## TASK OBJECTIVE
Return the count of lines with the string "screenshot" in them, and nothing else.
───── TASK INPUT
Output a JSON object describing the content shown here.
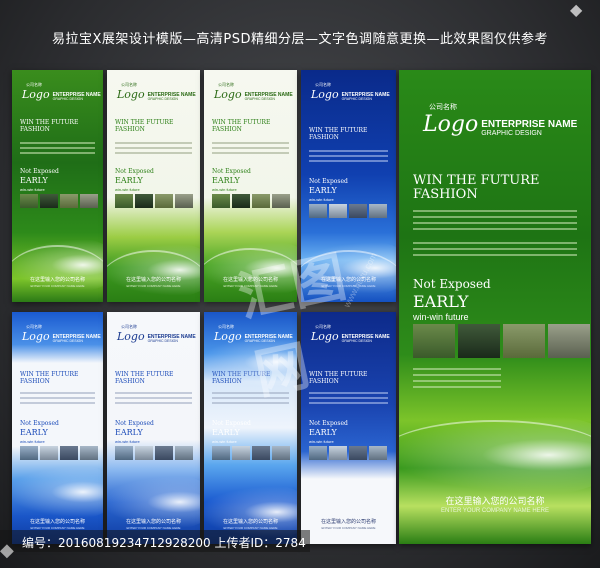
{
  "headline": "易拉宝X展架设计模版—高清PSD精细分层—文字色调随意更换—此效果图仅供参考",
  "banner_text": {
    "logo_small": "公司名称",
    "logo": "Logo",
    "enterprise": "ENTERPRISE NAME",
    "graphic": "GRAPHIC DESIGN",
    "win_line1": "WIN THE FUTURE",
    "win_line2": "FASHION",
    "not_exposed": "Not Exposed",
    "early": "EARLY",
    "winwin": "win-win future",
    "company_cn": "在这里输入您的公司名称",
    "company_en": "ENTER YOUR COMPANY NAME HERE"
  },
  "small_company_cn": "在这里输入您的公司名称",
  "small_company_en": "ENTER YOUR COMPANY NAME HERE",
  "watermark": {
    "id_line": "编号：20160819234712928200 上传者ID：2784",
    "logo": "汇图网",
    "site": "www.huitu.com"
  },
  "colors": {
    "green_dark": "#1f6e17",
    "green_light": "#7cc42a",
    "blue_dark": "#0d2a8a",
    "blue_light": "#3d8ee6",
    "white_banner": "#f4f7ee"
  },
  "banners": [
    {
      "id": "b1",
      "theme": "green"
    },
    {
      "id": "b2",
      "theme": "green-white"
    },
    {
      "id": "b3",
      "theme": "green-white"
    },
    {
      "id": "b4",
      "theme": "blue"
    },
    {
      "id": "b5",
      "theme": "blue-white"
    },
    {
      "id": "b6",
      "theme": "blue-white"
    },
    {
      "id": "b7",
      "theme": "blue"
    },
    {
      "id": "b8",
      "theme": "navy-white"
    },
    {
      "id": "b9",
      "theme": "green-large"
    }
  ]
}
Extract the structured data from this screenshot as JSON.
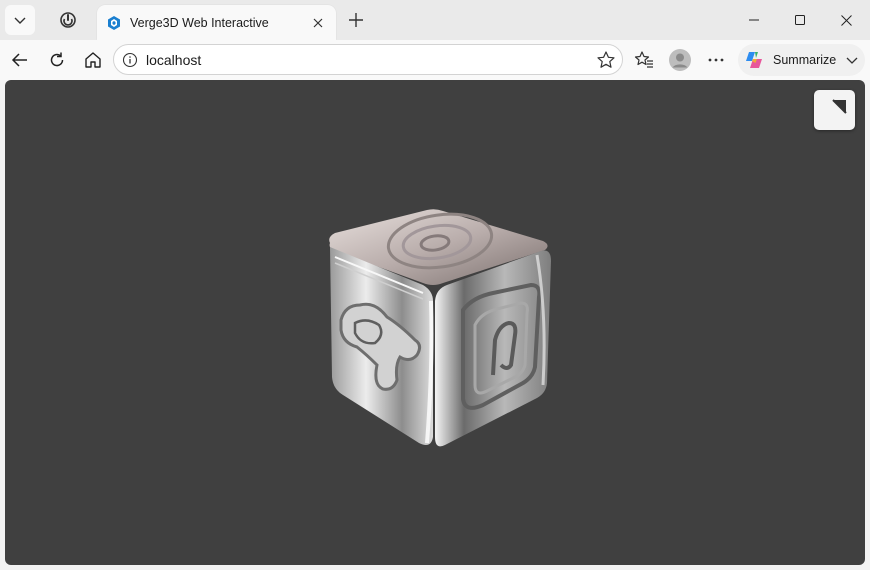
{
  "browser": {
    "tab": {
      "title": "Verge3D Web Interactive",
      "favicon": "verge3d-logo-icon"
    },
    "address": {
      "url": "localhost"
    },
    "summarize_label": "Summarize"
  },
  "viewport": {
    "background": "#404040",
    "scene": "chrome-rounded-cube",
    "fullscreen_button": "fullscreen-toggle-icon"
  }
}
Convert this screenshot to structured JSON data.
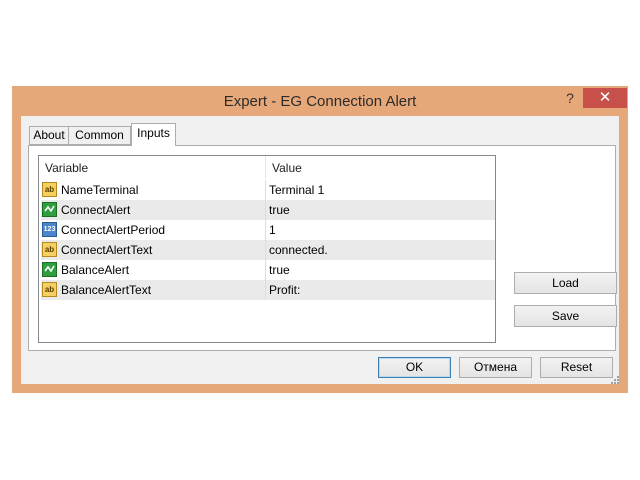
{
  "window": {
    "title": "Expert - EG Connection Alert",
    "help_glyph": "?",
    "close_glyph": "✕",
    "frame_color": "#e7a879",
    "close_color": "#c7504a"
  },
  "tabs": [
    {
      "label": "About",
      "active": false
    },
    {
      "label": "Common",
      "active": false
    },
    {
      "label": "Inputs",
      "active": true
    }
  ],
  "grid": {
    "columns": [
      "Variable",
      "Value"
    ],
    "rows": [
      {
        "icon": "string-icon",
        "icon_text": "ab",
        "name": "NameTerminal",
        "value": "Terminal 1"
      },
      {
        "icon": "bool-icon",
        "icon_text": "",
        "name": "ConnectAlert",
        "value": "true"
      },
      {
        "icon": "int-icon",
        "icon_text": "123",
        "name": "ConnectAlertPeriod",
        "value": "1"
      },
      {
        "icon": "string-icon",
        "icon_text": "ab",
        "name": "ConnectAlertText",
        "value": "connected."
      },
      {
        "icon": "bool-icon",
        "icon_text": "",
        "name": "BalanceAlert",
        "value": "true"
      },
      {
        "icon": "string-icon",
        "icon_text": "ab",
        "name": "BalanceAlertText",
        "value": "Profit:"
      }
    ]
  },
  "side_buttons": {
    "load": "Load",
    "save": "Save"
  },
  "footer": {
    "ok": "OK",
    "cancel": "Отмена",
    "reset": "Reset"
  }
}
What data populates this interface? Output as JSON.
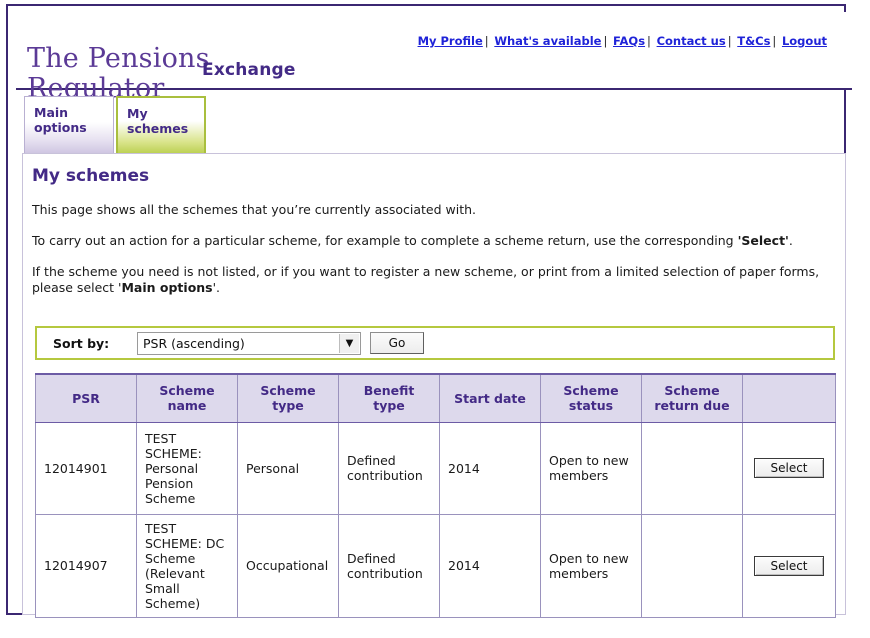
{
  "brand": {
    "logo_line1": "The Pensions",
    "logo_line2": "Regulator",
    "product": "Exchange"
  },
  "topnav": {
    "items": [
      {
        "label": "My Profile"
      },
      {
        "label": "What's available"
      },
      {
        "label": "FAQs"
      },
      {
        "label": "Contact us"
      },
      {
        "label": "T&Cs"
      },
      {
        "label": "Logout"
      }
    ],
    "separator": "|"
  },
  "tabs": [
    {
      "line1": "Main",
      "line2": "options",
      "active": false
    },
    {
      "line1": "My",
      "line2": "schemes",
      "active": true
    }
  ],
  "page": {
    "title": "My schemes",
    "paragraph1": "This page shows all the schemes that you’re currently associated with.",
    "paragraph2_before": "To carry out an action for a particular scheme, for example to complete a scheme return, use the corresponding ",
    "paragraph2_bold": "'Select'",
    "paragraph2_after": ".",
    "paragraph3_before": "If the scheme you need is not listed, or if you want to register a new scheme, or print from a limited selection of paper forms, please select '",
    "paragraph3_bold": "Main options",
    "paragraph3_after": "'."
  },
  "sort": {
    "label": "Sort by:",
    "selected": "PSR (ascending)",
    "options": [
      "PSR (ascending)"
    ],
    "arrow_icon": "chevron-down-icon",
    "go_label": "Go"
  },
  "table": {
    "columns": [
      "PSR",
      "Scheme name",
      "Scheme type",
      "Benefit type",
      "Start date",
      "Scheme status",
      "Scheme return due",
      ""
    ],
    "rows": [
      {
        "psr": "12014901",
        "scheme_name": "TEST SCHEME: Personal Pension Scheme",
        "scheme_type": "Personal",
        "benefit_type": "Defined contribution",
        "start_date": "2014",
        "scheme_status": "Open to new members",
        "scheme_return_due": "",
        "action_label": "Select"
      },
      {
        "psr": "12014907",
        "scheme_name": "TEST SCHEME: DC Scheme (Relevant Small Scheme)",
        "scheme_type": "Occupational",
        "benefit_type": "Defined contribution",
        "start_date": "2014",
        "scheme_status": "Open to new members",
        "scheme_return_due": "",
        "action_label": "Select"
      }
    ]
  },
  "colors": {
    "brand_purple": "#432a86",
    "logo_purple": "#5b3a96",
    "link_blue": "#1f23d8",
    "tab_active_green": "#a9bf3e",
    "header_lavender": "#ddd9ec",
    "sortbar_olive": "#b5c83f"
  }
}
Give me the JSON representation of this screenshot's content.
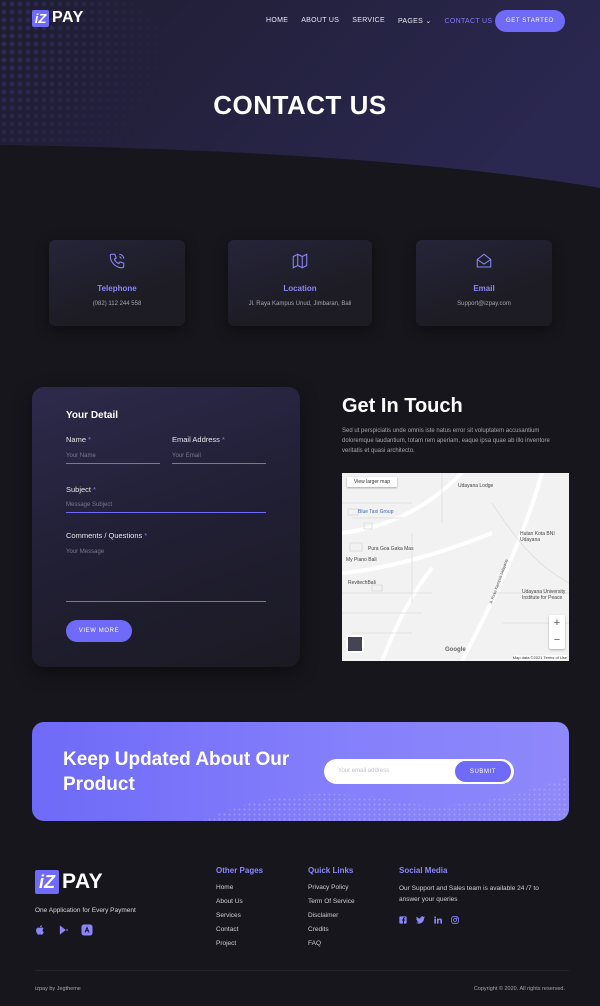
{
  "brand": {
    "logo_mark": "iZ",
    "logo_text": "PAY",
    "accent_color": "#6f6af8"
  },
  "nav": {
    "items": [
      "HOME",
      "ABOUT US",
      "SERVICE",
      "PAGES",
      "CONTACT US"
    ],
    "active": "CONTACT US",
    "cta": "GET STARTED"
  },
  "hero": {
    "title": "CONTACT US"
  },
  "cards": [
    {
      "icon": "phone-icon",
      "title": "Telephone",
      "text": "(082) 112 244 558"
    },
    {
      "icon": "map-icon",
      "title": "Location",
      "text": "Jl. Raya Kampus Unud, Jimbaran, Bali"
    },
    {
      "icon": "mail-icon",
      "title": "Email",
      "text": "Support@izpay.com"
    }
  ],
  "form": {
    "title": "Your Detail",
    "name_label": "Name",
    "name_placeholder": "Your Name",
    "email_label": "Email Address",
    "email_placeholder": "Your Email",
    "subject_label": "Subject",
    "subject_placeholder": "Message Subject",
    "comments_label": "Comments / Questions",
    "message_placeholder": "Your Message",
    "required_mark": "*",
    "submit": "VIEW MORE"
  },
  "contact": {
    "title": "Get In Touch",
    "text": "Sed ut perspiciatis unde omnis iste natus error sit voluptatem accusantium doloremque laudantium, totam rem aperiam, eaque ipsa quae ab illo inventore veritatis et quasi architecto."
  },
  "map": {
    "view_larger": "View larger map",
    "labels": [
      "Udayana Lodge",
      "Blue Taxi Group",
      "Pura Goa Gaka Mas",
      "My Piano Bali",
      "RevitechBali",
      "Hutan Kota BNI Udayana",
      "Udayana University Institute for Peace",
      "Jl. Raya Kampus Udayana"
    ],
    "zoom_in": "+",
    "zoom_out": "−",
    "google": "Google",
    "attribution": "Map data ©2021  Terms of Use"
  },
  "newsletter": {
    "title": "Keep Updated About Our Product",
    "email_placeholder": "Your email address",
    "submit": "SUBMIT"
  },
  "footer": {
    "tagline": "One Application for Every Payment",
    "other_pages_title": "Other Pages",
    "other_pages": [
      "Home",
      "About Us",
      "Services",
      "Contact",
      "Project"
    ],
    "quick_links_title": "Quick Links",
    "quick_links": [
      "Privacy Policy",
      "Term Of Service",
      "Disclaimer",
      "Credits",
      "FAQ"
    ],
    "social_title": "Social Media",
    "social_text": "Our Support and Sales team is available 24 /7 to answer your queries",
    "copyright_left": "izpay by Jegtheme",
    "copyright_right": "Copyright © 2020. All rights reserved."
  }
}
──────────
## FINAL ANSWER
3